# START OF SUPPLIED RECORDS

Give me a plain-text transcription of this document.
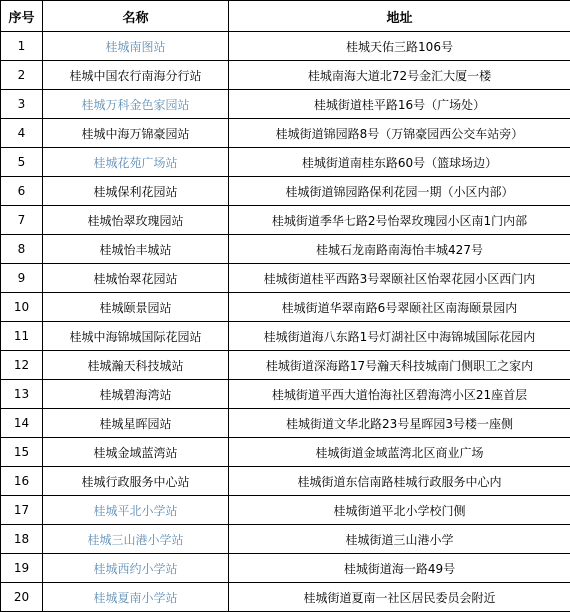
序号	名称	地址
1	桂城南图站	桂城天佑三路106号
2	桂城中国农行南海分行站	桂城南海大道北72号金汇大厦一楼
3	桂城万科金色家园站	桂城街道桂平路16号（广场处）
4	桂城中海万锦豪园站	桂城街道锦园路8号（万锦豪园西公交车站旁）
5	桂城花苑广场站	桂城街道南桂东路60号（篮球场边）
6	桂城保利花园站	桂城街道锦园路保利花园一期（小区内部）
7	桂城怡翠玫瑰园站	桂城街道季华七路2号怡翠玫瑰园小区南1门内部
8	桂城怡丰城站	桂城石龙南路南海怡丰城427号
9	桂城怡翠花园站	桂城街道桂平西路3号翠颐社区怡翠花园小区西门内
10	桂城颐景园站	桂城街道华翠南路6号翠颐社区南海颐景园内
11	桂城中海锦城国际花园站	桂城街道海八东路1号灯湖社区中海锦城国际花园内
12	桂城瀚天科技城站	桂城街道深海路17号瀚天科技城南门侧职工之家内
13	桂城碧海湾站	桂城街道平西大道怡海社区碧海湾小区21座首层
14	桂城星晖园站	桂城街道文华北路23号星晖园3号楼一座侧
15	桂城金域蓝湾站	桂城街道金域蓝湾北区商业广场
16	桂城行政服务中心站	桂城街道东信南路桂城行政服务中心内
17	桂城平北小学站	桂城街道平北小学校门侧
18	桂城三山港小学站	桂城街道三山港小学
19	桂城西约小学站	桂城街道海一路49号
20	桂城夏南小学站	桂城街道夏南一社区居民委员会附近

# END OF SUPPLIED RECORDS

Leaving all pictures aside, quote each record exactly.

== THE COMPLETED TASK ==
Give me a plain-text transcription of this document.
序号	名称	地址
1	桂城南图站	桂城天佑三路106号
2	桂城中国农行南海分行站	桂城南海大道北72号金汇大厦一楼
3	桂城万科金色家园站	桂城街道桂平路16号（广场处）
4	桂城中海万锦豪园站	桂城街道锦园路8号（万锦豪园西公交车站旁）
5	桂城花苑广场站	桂城街道南桂东路60号（篮球场边）
6	桂城保利花园站	桂城街道锦园路保利花园一期（小区内部）
7	桂城怡翠玫瑰园站	桂城街道季华七路2号怡翠玫瑰园小区南1门内部
8	桂城怡丰城站	桂城石龙南路南海怡丰城427号
9	桂城怡翠花园站	桂城街道桂平西路3号翠颐社区怡翠花园小区西门内
10	桂城颐景园站	桂城街道华翠南路6号翠颐社区南海颐景园内
11	桂城中海锦城国际花园站	桂城街道海八东路1号灯湖社区中海锦城国际花园内
12	桂城瀚天科技城站	桂城街道深海路17号瀚天科技城南门侧职工之家内
13	桂城碧海湾站	桂城街道平西大道怡海社区碧海湾小区21座首层
14	桂城星晖园站	桂城街道文华北路23号星晖园3号楼一座侧
15	桂城金域蓝湾站	桂城街道金域蓝湾北区商业广场
16	桂城行政服务中心站	桂城街道东信南路桂城行政服务中心内
17	桂城平北小学站	桂城街道平北小学校门侧
18	桂城三山港小学站	桂城街道三山港小学
19	桂城西约小学站	桂城街道海一路49号
20	桂城夏南小学站	桂城街道夏南一社区居民委员会附近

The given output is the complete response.